What the exercise asks: Below are some records; give them all again exactly, but not the pictures.

[Begin]

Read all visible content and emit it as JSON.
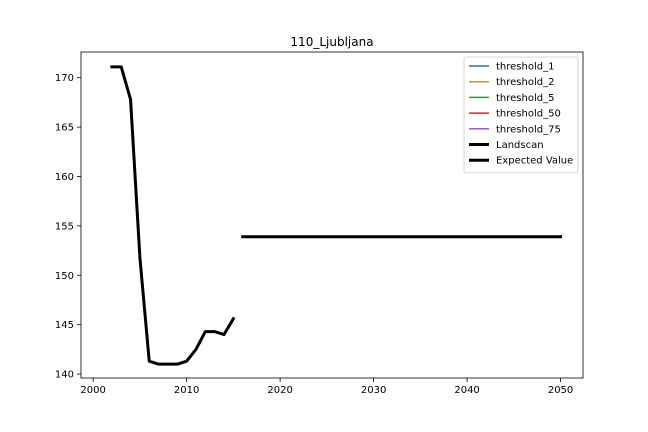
{
  "chart_data": {
    "type": "line",
    "title": "110_Ljubljana",
    "xlabel": "",
    "ylabel": "",
    "xlim": [
      1998.7,
      2052.4
    ],
    "ylim": [
      139.6,
      172.6
    ],
    "x_ticks": [
      2000,
      2010,
      2020,
      2030,
      2040,
      2050
    ],
    "y_ticks": [
      140,
      145,
      150,
      155,
      160,
      165,
      170
    ],
    "grid": false,
    "legend_position": "top-right",
    "series": [
      {
        "name": "threshold_1",
        "color": "#1f77b4",
        "linewidth": 1.5,
        "x": [],
        "y": []
      },
      {
        "name": "threshold_2",
        "color": "#ff7f0e",
        "linewidth": 1.5,
        "x": [],
        "y": []
      },
      {
        "name": "threshold_5",
        "color": "#2ca02c",
        "linewidth": 1.5,
        "x": [],
        "y": []
      },
      {
        "name": "threshold_50",
        "color": "#d62728",
        "linewidth": 1.5,
        "x": [],
        "y": []
      },
      {
        "name": "threshold_75",
        "color": "#9467bd",
        "linewidth": 1.5,
        "x": [],
        "y": []
      },
      {
        "name": "Landscan",
        "color": "#000000",
        "linewidth": 3,
        "x": [
          2002,
          2003,
          2004,
          2005,
          2006,
          2007,
          2008,
          2009,
          2010,
          2011,
          2012,
          2013,
          2014,
          2015
        ],
        "y": [
          171.1,
          171.1,
          167.8,
          151.8,
          141.3,
          141.0,
          141.0,
          141.0,
          141.3,
          142.5,
          144.3,
          144.3,
          144.0,
          145.6
        ]
      },
      {
        "name": "Expected Value",
        "color": "#000000",
        "linewidth": 3,
        "x": [
          2016,
          2050
        ],
        "y": [
          153.9,
          153.9
        ]
      }
    ]
  }
}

[End]

Finished task:
Read all visible content and emit it as JSON.
{
  "chart_data": {
    "type": "line",
    "title": "110_Ljubljana",
    "xlabel": "",
    "ylabel": "",
    "xlim": [
      1998.7,
      2052.4
    ],
    "ylim": [
      139.6,
      172.6
    ],
    "x_ticks": [
      2000,
      2010,
      2020,
      2030,
      2040,
      2050
    ],
    "y_ticks": [
      140,
      145,
      150,
      155,
      160,
      165,
      170
    ],
    "grid": false,
    "legend_position": "top-right",
    "series": [
      {
        "name": "threshold_1",
        "color": "#1f77b4",
        "linewidth": 1.5,
        "x": [],
        "y": []
      },
      {
        "name": "threshold_2",
        "color": "#ff7f0e",
        "linewidth": 1.5,
        "x": [],
        "y": []
      },
      {
        "name": "threshold_5",
        "color": "#2ca02c",
        "linewidth": 1.5,
        "x": [],
        "y": []
      },
      {
        "name": "threshold_50",
        "color": "#d62728",
        "linewidth": 1.5,
        "x": [],
        "y": []
      },
      {
        "name": "threshold_75",
        "color": "#9467bd",
        "linewidth": 1.5,
        "x": [],
        "y": []
      },
      {
        "name": "Landscan",
        "color": "#000000",
        "linewidth": 3,
        "x": [
          2002,
          2003,
          2004,
          2005,
          2006,
          2007,
          2008,
          2009,
          2010,
          2011,
          2012,
          2013,
          2014,
          2015
        ],
        "y": [
          171.1,
          171.1,
          167.8,
          151.8,
          141.3,
          141.0,
          141.0,
          141.0,
          141.3,
          142.5,
          144.3,
          144.3,
          144.0,
          145.6
        ]
      },
      {
        "name": "Expected Value",
        "color": "#000000",
        "linewidth": 3,
        "x": [
          2016,
          2050
        ],
        "y": [
          153.9,
          153.9
        ]
      }
    ]
  }
}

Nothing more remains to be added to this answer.